■ What to do:
Which lines hold the word "color"? Copy each one.

Excerpt from a dataset:
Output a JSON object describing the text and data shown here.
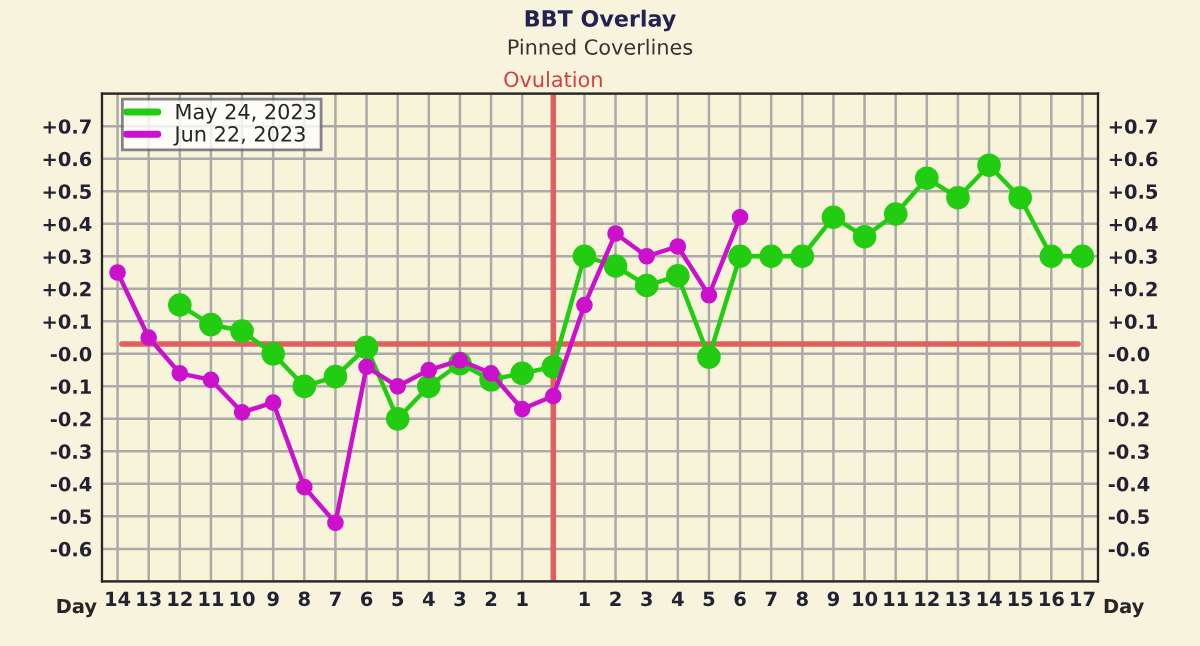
{
  "chart_data": {
    "type": "line",
    "title": "BBT Overlay",
    "subtitle": "Pinned Coverlines",
    "xlabel": "Day",
    "x": [
      -14,
      -13,
      -12,
      -11,
      -10,
      -9,
      -8,
      -7,
      -6,
      -5,
      -4,
      -3,
      -2,
      -1,
      0,
      1,
      2,
      3,
      4,
      5,
      6,
      7,
      8,
      9,
      10,
      11,
      12,
      13,
      14,
      15,
      16,
      17
    ],
    "series": [
      {
        "name": "May 24, 2023",
        "color": "#22cc11",
        "values": [
          null,
          null,
          0.15,
          0.09,
          0.07,
          0.0,
          -0.1,
          -0.07,
          0.02,
          -0.2,
          -0.1,
          -0.03,
          -0.08,
          -0.06,
          -0.04,
          0.3,
          0.27,
          0.21,
          0.24,
          -0.01,
          0.3,
          0.3,
          0.3,
          0.42,
          0.36,
          0.43,
          0.54,
          0.48,
          0.58,
          0.48,
          0.3,
          0.3
        ]
      },
      {
        "name": "Jun 22, 2023",
        "color": "#cc11cc",
        "values": [
          0.25,
          0.05,
          -0.06,
          -0.08,
          -0.18,
          -0.15,
          -0.41,
          -0.52,
          -0.04,
          -0.1,
          -0.05,
          -0.02,
          -0.06,
          -0.17,
          -0.13,
          0.15,
          0.37,
          0.3,
          0.33,
          0.18,
          0.42,
          null,
          null,
          null,
          null,
          null,
          null,
          null,
          null,
          null,
          null,
          null
        ]
      }
    ],
    "xlim": [
      -14.5,
      17.5
    ],
    "xticks": [
      {
        "value": -14,
        "label": "14"
      },
      {
        "value": -13,
        "label": "13"
      },
      {
        "value": -12,
        "label": "12"
      },
      {
        "value": -11,
        "label": "11"
      },
      {
        "value": -10,
        "label": "10"
      },
      {
        "value": -9,
        "label": "9"
      },
      {
        "value": -8,
        "label": "8"
      },
      {
        "value": -7,
        "label": "7"
      },
      {
        "value": -6,
        "label": "6"
      },
      {
        "value": -5,
        "label": "5"
      },
      {
        "value": -4,
        "label": "4"
      },
      {
        "value": -3,
        "label": "3"
      },
      {
        "value": -2,
        "label": "2"
      },
      {
        "value": -1,
        "label": "1"
      },
      {
        "value": 0,
        "label": null
      },
      1,
      2,
      3,
      4,
      5,
      6,
      7,
      8,
      9,
      10,
      11,
      12,
      13,
      14,
      15,
      16,
      17
    ],
    "ylim": [
      -0.7,
      0.8
    ],
    "yticks": [
      {
        "value": -0.6,
        "label": "-0.6"
      },
      {
        "value": -0.5,
        "label": "-0.5"
      },
      {
        "value": -0.4,
        "label": "-0.4"
      },
      {
        "value": -0.3,
        "label": "-0.3"
      },
      {
        "value": -0.2,
        "label": "-0.2"
      },
      {
        "value": -0.1,
        "label": "-0.1"
      },
      {
        "value": 0,
        "label": "-0.0"
      },
      {
        "value": 0.1,
        "label": "+0.1"
      },
      {
        "value": 0.2,
        "label": "+0.2"
      },
      {
        "value": 0.3,
        "label": "+0.3"
      },
      {
        "value": 0.4,
        "label": "+0.4"
      },
      {
        "value": 0.5,
        "label": "+0.5"
      },
      {
        "value": 0.6,
        "label": "+0.6"
      },
      {
        "value": 0.7,
        "label": "+0.7"
      }
    ],
    "y2lim": [
      -0.7,
      0.8
    ],
    "y2ticks": [
      {
        "value": -0.6,
        "label": "-0.6"
      },
      {
        "value": -0.5,
        "label": "-0.5"
      },
      {
        "value": -0.4,
        "label": "-0.4"
      },
      {
        "value": -0.3,
        "label": "-0.3"
      },
      {
        "value": -0.2,
        "label": "-0.2"
      },
      {
        "value": -0.1,
        "label": "-0.1"
      },
      {
        "value": 0,
        "label": "-0.0"
      },
      {
        "value": 0.1,
        "label": "+0.1"
      },
      {
        "value": 0.2,
        "label": "+0.2"
      },
      {
        "value": 0.3,
        "label": "+0.3"
      },
      {
        "value": 0.4,
        "label": "+0.4"
      },
      {
        "value": 0.5,
        "label": "+0.5"
      },
      {
        "value": 0.6,
        "label": "+0.6"
      },
      {
        "value": 0.7,
        "label": "+0.7"
      }
    ],
    "ref_lines": [
      {
        "axis": "x",
        "value": 0,
        "label": "Ovulation",
        "color": "#e06060"
      },
      {
        "axis": "y",
        "value": 0.03,
        "color": "#e06060"
      }
    ],
    "grid": true,
    "legend": "top left",
    "marker": "circle",
    "line_style": "solid"
  }
}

■ Complete output:
        "color": "#22cc11",
        "color": "#cc11cc",
        "color": "#e06060"
        "color": "#e06060"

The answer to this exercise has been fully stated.